REQUIRED WORK:
Pick out each line containing the string "time" and copy it.

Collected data
========================================================================
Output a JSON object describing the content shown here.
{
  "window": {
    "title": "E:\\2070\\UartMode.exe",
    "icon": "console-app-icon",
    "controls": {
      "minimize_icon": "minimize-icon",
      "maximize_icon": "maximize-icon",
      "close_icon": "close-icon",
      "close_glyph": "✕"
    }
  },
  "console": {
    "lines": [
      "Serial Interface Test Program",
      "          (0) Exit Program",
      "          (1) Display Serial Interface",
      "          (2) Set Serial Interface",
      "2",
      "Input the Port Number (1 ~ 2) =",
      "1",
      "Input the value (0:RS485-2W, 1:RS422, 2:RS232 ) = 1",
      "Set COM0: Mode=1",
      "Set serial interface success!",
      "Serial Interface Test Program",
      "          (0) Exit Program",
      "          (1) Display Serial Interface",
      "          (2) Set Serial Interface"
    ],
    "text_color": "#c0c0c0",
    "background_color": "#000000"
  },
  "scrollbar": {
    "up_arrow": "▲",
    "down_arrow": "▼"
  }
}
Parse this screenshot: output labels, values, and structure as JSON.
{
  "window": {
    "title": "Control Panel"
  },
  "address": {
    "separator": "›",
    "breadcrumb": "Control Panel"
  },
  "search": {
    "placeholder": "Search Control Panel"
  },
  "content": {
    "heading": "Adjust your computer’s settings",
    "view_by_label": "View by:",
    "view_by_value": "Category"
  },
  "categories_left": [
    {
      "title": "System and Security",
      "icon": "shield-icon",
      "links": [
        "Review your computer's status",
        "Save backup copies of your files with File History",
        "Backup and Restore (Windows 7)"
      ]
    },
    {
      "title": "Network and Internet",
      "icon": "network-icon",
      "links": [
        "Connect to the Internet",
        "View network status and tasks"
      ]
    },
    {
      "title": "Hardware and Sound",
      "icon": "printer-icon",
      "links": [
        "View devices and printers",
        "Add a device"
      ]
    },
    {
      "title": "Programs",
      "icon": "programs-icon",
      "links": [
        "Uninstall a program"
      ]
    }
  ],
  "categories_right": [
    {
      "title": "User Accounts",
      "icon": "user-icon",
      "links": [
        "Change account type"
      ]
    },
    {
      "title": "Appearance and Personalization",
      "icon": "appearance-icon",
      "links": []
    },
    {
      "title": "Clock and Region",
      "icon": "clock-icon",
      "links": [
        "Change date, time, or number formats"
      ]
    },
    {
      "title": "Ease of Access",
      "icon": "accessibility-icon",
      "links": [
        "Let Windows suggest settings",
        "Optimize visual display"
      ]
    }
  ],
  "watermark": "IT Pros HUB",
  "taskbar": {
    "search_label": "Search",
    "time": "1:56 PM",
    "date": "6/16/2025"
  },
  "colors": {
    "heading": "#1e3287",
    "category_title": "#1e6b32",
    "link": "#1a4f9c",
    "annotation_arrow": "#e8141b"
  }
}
========================================================================
COMPLETE RESPONSE:
        "Change date, time, or number formats"
    "time": "1:56 PM",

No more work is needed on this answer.